» **Directions for this task**: How many lines in the records below hold the string "Saint"? Please answer with the number and nothing more.

» **Saved data entries**:
###

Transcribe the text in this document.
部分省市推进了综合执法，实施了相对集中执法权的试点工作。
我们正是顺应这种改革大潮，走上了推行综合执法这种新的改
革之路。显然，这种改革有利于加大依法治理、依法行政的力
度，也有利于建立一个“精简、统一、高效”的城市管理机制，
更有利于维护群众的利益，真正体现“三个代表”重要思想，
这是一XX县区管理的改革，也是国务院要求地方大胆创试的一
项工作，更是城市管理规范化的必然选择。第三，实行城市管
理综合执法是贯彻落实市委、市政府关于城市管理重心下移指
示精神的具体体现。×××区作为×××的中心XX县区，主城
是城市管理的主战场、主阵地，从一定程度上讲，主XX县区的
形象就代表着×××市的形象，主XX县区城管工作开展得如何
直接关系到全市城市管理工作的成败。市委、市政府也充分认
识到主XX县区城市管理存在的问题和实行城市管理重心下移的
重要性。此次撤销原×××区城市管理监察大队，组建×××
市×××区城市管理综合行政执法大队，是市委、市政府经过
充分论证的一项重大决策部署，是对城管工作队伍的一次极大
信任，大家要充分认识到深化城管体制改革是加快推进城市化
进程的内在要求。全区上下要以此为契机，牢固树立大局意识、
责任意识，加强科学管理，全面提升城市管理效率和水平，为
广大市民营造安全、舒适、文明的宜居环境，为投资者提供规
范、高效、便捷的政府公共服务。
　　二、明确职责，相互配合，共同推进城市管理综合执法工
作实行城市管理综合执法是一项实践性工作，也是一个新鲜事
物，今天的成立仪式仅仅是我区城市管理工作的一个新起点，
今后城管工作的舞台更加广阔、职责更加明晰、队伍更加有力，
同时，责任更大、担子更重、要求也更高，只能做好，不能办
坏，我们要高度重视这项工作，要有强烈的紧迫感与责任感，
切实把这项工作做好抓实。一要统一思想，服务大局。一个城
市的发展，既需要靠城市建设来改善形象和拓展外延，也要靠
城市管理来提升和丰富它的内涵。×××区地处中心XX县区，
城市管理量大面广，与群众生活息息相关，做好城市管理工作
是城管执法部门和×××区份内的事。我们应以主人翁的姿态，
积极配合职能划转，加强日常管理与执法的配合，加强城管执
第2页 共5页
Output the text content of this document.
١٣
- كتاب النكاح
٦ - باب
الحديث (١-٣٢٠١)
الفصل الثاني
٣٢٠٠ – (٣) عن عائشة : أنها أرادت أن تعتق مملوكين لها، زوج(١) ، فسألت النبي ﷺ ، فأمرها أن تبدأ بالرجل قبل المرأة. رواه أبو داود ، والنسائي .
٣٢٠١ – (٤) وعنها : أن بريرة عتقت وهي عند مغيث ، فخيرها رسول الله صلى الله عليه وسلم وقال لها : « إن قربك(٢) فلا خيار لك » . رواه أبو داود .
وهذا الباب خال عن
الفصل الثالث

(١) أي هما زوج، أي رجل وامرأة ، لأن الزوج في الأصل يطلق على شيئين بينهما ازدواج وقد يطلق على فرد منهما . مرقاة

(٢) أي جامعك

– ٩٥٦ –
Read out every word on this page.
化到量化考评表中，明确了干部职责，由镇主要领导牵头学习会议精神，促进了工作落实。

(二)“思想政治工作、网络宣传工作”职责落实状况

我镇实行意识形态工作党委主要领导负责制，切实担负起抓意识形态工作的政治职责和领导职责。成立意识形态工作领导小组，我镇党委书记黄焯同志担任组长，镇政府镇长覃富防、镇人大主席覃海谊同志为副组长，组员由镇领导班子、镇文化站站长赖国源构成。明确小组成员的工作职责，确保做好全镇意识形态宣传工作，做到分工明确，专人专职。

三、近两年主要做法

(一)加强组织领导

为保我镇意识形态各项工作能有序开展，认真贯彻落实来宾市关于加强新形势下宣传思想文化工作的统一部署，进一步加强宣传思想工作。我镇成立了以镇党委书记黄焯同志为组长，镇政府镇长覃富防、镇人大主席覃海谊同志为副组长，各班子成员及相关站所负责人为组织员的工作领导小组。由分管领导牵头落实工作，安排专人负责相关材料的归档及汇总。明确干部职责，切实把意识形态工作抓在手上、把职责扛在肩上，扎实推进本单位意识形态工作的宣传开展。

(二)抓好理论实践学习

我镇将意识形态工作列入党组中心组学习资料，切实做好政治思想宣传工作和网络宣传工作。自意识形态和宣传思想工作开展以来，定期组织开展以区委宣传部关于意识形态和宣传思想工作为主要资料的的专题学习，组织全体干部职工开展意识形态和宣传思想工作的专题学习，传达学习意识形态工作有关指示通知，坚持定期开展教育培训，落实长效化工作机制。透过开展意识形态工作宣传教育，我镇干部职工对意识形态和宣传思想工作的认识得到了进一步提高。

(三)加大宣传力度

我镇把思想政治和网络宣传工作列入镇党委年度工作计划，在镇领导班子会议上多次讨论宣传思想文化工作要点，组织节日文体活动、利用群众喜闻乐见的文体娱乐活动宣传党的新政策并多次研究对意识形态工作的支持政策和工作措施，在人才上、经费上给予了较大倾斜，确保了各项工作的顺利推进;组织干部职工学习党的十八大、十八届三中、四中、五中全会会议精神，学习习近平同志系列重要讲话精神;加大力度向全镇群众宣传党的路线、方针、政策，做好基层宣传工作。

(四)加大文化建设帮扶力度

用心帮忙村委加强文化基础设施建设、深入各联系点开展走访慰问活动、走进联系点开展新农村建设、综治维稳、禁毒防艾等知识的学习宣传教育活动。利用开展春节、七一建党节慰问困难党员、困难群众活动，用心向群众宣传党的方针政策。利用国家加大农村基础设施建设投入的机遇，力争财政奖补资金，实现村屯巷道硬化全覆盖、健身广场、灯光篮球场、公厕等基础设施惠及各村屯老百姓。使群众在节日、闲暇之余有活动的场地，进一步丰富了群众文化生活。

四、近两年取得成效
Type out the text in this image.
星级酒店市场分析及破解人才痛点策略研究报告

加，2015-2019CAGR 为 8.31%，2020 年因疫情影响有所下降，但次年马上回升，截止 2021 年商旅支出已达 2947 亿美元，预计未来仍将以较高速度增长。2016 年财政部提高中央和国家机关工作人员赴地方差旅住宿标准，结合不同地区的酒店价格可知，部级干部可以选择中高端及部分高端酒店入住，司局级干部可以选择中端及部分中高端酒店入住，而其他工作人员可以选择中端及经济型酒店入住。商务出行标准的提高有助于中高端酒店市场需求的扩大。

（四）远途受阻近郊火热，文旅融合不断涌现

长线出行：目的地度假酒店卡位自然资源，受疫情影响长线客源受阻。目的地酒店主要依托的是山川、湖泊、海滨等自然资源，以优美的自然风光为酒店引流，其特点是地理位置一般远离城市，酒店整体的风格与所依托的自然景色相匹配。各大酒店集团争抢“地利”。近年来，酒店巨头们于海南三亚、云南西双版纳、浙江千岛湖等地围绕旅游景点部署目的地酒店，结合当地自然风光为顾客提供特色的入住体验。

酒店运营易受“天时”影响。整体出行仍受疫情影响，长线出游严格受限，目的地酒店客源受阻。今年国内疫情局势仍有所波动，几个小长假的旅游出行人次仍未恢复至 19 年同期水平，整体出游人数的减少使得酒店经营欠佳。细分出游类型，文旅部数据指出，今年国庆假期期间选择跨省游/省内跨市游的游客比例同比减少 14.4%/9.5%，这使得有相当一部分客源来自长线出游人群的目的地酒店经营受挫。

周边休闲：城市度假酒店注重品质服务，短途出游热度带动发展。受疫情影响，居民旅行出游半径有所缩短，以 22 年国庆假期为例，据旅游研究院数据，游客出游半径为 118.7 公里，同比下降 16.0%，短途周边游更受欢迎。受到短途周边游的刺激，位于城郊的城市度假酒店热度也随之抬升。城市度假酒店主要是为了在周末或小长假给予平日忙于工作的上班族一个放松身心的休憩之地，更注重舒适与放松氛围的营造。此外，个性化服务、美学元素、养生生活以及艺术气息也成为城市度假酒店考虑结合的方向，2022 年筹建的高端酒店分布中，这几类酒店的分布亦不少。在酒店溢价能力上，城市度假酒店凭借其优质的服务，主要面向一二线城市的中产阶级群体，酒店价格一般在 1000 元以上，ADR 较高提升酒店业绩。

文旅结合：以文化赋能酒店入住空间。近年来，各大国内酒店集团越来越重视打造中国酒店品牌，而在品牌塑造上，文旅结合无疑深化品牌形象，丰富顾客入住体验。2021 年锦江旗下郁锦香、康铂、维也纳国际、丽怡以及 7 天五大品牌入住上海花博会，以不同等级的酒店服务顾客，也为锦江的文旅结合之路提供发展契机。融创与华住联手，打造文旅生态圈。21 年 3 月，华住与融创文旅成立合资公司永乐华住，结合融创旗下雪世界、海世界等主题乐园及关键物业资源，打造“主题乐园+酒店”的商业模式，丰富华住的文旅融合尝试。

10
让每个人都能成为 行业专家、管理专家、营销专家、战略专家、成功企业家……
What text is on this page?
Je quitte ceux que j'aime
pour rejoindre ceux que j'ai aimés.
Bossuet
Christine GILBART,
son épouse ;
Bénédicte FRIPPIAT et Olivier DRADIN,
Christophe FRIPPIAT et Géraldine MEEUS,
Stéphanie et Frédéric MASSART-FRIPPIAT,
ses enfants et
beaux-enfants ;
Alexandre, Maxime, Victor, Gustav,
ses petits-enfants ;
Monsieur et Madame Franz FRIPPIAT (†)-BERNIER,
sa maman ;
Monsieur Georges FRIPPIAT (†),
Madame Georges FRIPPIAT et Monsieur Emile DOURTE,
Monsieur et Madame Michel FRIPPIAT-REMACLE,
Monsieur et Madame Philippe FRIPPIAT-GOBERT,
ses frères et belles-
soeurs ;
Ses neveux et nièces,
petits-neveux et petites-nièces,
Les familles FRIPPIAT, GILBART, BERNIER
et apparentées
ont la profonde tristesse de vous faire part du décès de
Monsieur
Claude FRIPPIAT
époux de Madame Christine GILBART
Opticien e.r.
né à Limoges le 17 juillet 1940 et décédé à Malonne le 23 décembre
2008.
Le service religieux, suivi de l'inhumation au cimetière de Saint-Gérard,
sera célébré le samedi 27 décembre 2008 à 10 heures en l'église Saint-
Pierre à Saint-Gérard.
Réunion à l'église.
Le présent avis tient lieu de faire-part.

###

» **Result for this exercise**: 3